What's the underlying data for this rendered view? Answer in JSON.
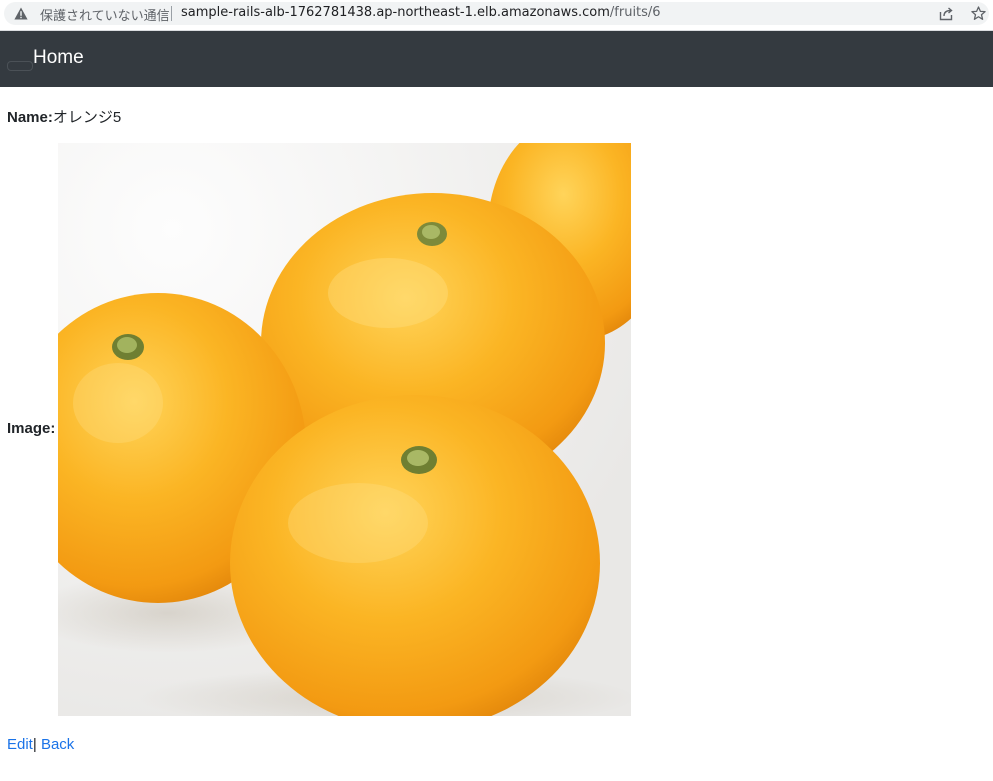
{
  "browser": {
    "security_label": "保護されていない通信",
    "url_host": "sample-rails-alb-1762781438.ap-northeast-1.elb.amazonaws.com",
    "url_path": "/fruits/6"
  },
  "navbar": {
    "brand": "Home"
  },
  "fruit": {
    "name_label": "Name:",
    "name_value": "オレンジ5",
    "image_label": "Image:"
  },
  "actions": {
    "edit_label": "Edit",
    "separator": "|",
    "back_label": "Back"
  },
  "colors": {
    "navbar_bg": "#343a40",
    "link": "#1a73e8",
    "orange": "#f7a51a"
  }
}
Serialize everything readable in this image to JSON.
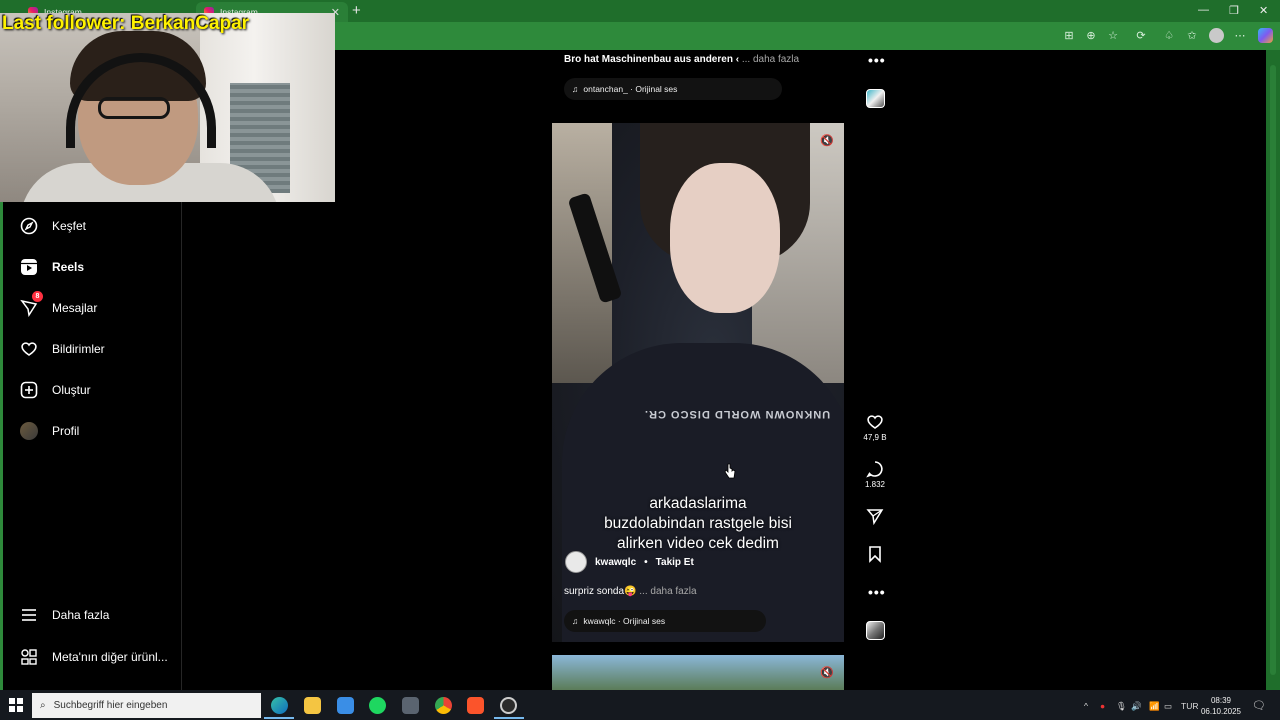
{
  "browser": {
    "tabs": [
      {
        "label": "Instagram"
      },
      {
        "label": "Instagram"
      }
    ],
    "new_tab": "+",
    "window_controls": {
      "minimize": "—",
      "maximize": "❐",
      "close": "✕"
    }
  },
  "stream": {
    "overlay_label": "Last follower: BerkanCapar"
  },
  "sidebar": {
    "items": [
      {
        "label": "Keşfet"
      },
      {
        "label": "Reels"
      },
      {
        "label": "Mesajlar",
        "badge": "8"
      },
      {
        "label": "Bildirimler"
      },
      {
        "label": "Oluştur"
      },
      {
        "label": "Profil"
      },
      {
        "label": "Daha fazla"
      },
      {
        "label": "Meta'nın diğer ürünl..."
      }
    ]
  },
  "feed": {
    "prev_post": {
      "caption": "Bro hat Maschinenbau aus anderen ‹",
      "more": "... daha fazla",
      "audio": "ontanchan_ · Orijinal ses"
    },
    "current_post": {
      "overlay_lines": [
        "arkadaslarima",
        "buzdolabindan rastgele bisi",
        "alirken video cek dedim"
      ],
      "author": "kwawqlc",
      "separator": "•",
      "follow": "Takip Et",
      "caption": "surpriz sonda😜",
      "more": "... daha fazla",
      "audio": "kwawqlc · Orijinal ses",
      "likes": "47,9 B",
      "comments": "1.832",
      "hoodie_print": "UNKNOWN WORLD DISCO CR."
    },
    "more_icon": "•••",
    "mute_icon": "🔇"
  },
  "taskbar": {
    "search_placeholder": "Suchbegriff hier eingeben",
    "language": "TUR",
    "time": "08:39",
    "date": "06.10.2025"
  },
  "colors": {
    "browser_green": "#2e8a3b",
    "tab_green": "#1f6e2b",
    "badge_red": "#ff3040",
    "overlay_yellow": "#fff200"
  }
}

-.-.-

Extract all lines from the material above that include the word "caption".

§ Task solution:
      "caption": "Bro hat Maschinenbau aus anderen ‹",
      "caption": "surpriz sonda😜",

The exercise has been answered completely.